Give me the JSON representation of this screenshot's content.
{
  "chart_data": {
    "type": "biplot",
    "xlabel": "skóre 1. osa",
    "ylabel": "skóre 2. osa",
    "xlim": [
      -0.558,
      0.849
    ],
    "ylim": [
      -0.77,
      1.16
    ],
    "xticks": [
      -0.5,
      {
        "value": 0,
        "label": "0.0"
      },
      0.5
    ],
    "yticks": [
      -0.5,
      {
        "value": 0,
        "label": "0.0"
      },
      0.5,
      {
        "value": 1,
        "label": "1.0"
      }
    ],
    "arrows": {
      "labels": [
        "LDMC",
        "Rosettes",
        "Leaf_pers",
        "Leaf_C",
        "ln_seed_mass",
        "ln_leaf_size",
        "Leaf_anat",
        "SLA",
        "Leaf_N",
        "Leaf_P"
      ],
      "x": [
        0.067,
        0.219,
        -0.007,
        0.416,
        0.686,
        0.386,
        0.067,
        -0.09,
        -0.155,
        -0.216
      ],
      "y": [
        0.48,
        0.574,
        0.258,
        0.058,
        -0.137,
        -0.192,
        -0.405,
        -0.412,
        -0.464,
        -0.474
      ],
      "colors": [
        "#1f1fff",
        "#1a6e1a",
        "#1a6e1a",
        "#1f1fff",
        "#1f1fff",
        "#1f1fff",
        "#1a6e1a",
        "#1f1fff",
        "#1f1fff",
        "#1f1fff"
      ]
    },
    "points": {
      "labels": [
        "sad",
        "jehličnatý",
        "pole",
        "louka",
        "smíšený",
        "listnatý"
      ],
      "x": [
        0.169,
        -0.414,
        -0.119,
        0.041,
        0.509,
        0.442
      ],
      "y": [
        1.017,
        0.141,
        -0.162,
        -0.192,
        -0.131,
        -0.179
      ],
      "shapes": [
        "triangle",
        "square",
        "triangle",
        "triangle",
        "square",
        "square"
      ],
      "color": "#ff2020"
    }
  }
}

# # # # #

● **Work instructions**:
Looking at the data above, how many lines hold the word "skóre"? Respond with the number alone.

● **In response**:
2